* [To do]: Repeat, line for line, the entries printed below.

## BEGIN Dataset excerpts

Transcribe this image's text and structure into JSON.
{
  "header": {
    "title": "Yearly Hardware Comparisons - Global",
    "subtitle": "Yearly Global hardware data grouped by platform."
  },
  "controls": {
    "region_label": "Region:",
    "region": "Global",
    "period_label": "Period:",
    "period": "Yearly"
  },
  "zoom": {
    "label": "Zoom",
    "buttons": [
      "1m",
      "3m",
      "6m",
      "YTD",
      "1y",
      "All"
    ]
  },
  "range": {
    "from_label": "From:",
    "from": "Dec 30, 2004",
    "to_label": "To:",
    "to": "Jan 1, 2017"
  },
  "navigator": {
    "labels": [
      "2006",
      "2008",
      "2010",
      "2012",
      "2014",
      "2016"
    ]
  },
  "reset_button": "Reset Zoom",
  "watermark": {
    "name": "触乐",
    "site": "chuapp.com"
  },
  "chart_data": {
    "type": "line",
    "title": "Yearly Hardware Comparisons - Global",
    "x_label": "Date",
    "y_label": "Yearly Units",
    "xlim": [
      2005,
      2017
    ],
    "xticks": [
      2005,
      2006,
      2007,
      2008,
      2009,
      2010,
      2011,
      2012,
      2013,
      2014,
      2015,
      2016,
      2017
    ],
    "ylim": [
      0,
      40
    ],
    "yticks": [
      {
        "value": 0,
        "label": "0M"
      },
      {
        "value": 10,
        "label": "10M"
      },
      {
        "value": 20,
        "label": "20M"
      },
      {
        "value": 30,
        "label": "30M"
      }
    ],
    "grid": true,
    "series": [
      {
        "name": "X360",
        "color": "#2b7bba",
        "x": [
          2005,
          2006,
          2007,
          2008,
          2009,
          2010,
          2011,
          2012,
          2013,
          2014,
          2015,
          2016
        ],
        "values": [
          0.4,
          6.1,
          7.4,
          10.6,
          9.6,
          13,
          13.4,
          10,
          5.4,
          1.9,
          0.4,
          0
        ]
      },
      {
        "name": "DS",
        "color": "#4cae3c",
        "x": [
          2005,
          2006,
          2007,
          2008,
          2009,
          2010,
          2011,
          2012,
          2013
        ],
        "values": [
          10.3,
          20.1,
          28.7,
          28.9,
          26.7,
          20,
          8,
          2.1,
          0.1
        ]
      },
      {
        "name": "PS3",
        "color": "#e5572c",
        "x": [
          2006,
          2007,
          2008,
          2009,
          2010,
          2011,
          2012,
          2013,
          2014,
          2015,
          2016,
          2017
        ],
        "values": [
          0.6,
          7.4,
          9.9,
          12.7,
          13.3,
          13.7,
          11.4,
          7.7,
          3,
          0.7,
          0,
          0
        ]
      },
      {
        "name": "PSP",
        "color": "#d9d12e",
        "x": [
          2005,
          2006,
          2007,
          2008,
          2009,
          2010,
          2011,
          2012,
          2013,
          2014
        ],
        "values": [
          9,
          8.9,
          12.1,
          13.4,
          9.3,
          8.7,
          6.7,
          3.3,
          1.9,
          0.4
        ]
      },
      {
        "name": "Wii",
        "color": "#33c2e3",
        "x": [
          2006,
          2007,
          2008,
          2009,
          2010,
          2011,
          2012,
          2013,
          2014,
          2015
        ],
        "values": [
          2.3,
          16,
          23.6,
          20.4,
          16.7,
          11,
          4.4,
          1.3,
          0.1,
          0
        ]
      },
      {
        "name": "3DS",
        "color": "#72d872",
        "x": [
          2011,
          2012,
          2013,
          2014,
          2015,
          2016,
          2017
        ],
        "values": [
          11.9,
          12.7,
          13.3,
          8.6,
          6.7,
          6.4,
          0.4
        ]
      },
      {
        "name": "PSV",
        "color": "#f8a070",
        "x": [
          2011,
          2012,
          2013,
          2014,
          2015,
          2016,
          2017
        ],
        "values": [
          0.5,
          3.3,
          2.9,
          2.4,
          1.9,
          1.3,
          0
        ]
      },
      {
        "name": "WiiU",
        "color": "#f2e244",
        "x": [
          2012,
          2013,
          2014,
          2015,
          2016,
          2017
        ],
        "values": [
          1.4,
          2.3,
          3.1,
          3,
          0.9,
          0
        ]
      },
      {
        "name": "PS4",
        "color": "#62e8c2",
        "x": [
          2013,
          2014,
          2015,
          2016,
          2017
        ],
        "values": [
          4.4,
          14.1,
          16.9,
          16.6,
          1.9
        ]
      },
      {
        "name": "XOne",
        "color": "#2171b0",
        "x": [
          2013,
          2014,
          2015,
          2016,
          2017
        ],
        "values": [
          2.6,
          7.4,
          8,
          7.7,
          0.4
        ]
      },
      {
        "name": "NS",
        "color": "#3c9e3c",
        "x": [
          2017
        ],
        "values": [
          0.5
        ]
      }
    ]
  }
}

## END Dataset excerpts

* [The result]:
Transcribe this image's text and structure into JSON.
{
  "header": {
    "title": "Yearly Hardware Comparisons - Global",
    "subtitle": "Yearly Global hardware data grouped by platform."
  },
  "controls": {
    "region_label": "Region:",
    "region": "Global",
    "period_label": "Period:",
    "period": "Yearly"
  },
  "zoom": {
    "label": "Zoom",
    "buttons": [
      "1m",
      "3m",
      "6m",
      "YTD",
      "1y",
      "All"
    ]
  },
  "range": {
    "from_label": "From:",
    "from": "Dec 30, 2004",
    "to_label": "To:",
    "to": "Jan 1, 2017"
  },
  "navigator": {
    "labels": [
      "2006",
      "2008",
      "2010",
      "2012",
      "2014",
      "2016"
    ]
  },
  "reset_button": "Reset Zoom",
  "watermark": {
    "name": "触乐",
    "site": "chuapp.com"
  },
  "chart_data": {
    "type": "line",
    "title": "Yearly Hardware Comparisons - Global",
    "x_label": "Date",
    "y_label": "Yearly Units",
    "xlim": [
      2005,
      2017
    ],
    "xticks": [
      2005,
      2006,
      2007,
      2008,
      2009,
      2010,
      2011,
      2012,
      2013,
      2014,
      2015,
      2016,
      2017
    ],
    "ylim": [
      0,
      40
    ],
    "yticks": [
      {
        "value": 0,
        "label": "0M"
      },
      {
        "value": 10,
        "label": "10M"
      },
      {
        "value": 20,
        "label": "20M"
      },
      {
        "value": 30,
        "label": "30M"
      }
    ],
    "grid": true,
    "series": [
      {
        "name": "X360",
        "color": "#2b7bba",
        "x": [
          2005,
          2006,
          2007,
          2008,
          2009,
          2010,
          2011,
          2012,
          2013,
          2014,
          2015,
          2016
        ],
        "values": [
          0.4,
          6.1,
          7.4,
          10.6,
          9.6,
          13,
          13.4,
          10,
          5.4,
          1.9,
          0.4,
          0
        ]
      },
      {
        "name": "DS",
        "color": "#4cae3c",
        "x": [
          2005,
          2006,
          2007,
          2008,
          2009,
          2010,
          2011,
          2012,
          2013
        ],
        "values": [
          10.3,
          20.1,
          28.7,
          28.9,
          26.7,
          20,
          8,
          2.1,
          0.1
        ]
      },
      {
        "name": "PS3",
        "color": "#e5572c",
        "x": [
          2006,
          2007,
          2008,
          2009,
          2010,
          2011,
          2012,
          2013,
          2014,
          2015,
          2016,
          2017
        ],
        "values": [
          0.6,
          7.4,
          9.9,
          12.7,
          13.3,
          13.7,
          11.4,
          7.7,
          3,
          0.7,
          0,
          0
        ]
      },
      {
        "name": "PSP",
        "color": "#d9d12e",
        "x": [
          2005,
          2006,
          2007,
          2008,
          2009,
          2010,
          2011,
          2012,
          2013,
          2014
        ],
        "values": [
          9,
          8.9,
          12.1,
          13.4,
          9.3,
          8.7,
          6.7,
          3.3,
          1.9,
          0.4
        ]
      },
      {
        "name": "Wii",
        "color": "#33c2e3",
        "x": [
          2006,
          2007,
          2008,
          2009,
          2010,
          2011,
          2012,
          2013,
          2014,
          2015
        ],
        "values": [
          2.3,
          16,
          23.6,
          20.4,
          16.7,
          11,
          4.4,
          1.3,
          0.1,
          0
        ]
      },
      {
        "name": "3DS",
        "color": "#72d872",
        "x": [
          2011,
          2012,
          2013,
          2014,
          2015,
          2016,
          2017
        ],
        "values": [
          11.9,
          12.7,
          13.3,
          8.6,
          6.7,
          6.4,
          0.4
        ]
      },
      {
        "name": "PSV",
        "color": "#f8a070",
        "x": [
          2011,
          2012,
          2013,
          2014,
          2015,
          2016,
          2017
        ],
        "values": [
          0.5,
          3.3,
          2.9,
          2.4,
          1.9,
          1.3,
          0
        ]
      },
      {
        "name": "WiiU",
        "color": "#f2e244",
        "x": [
          2012,
          2013,
          2014,
          2015,
          2016,
          2017
        ],
        "values": [
          1.4,
          2.3,
          3.1,
          3,
          0.9,
          0
        ]
      },
      {
        "name": "PS4",
        "color": "#62e8c2",
        "x": [
          2013,
          2014,
          2015,
          2016,
          2017
        ],
        "values": [
          4.4,
          14.1,
          16.9,
          16.6,
          1.9
        ]
      },
      {
        "name": "XOne",
        "color": "#2171b0",
        "x": [
          2013,
          2014,
          2015,
          2016,
          2017
        ],
        "values": [
          2.6,
          7.4,
          8,
          7.7,
          0.4
        ]
      },
      {
        "name": "NS",
        "color": "#3c9e3c",
        "x": [
          2017
        ],
        "values": [
          0.5
        ]
      }
    ]
  }
}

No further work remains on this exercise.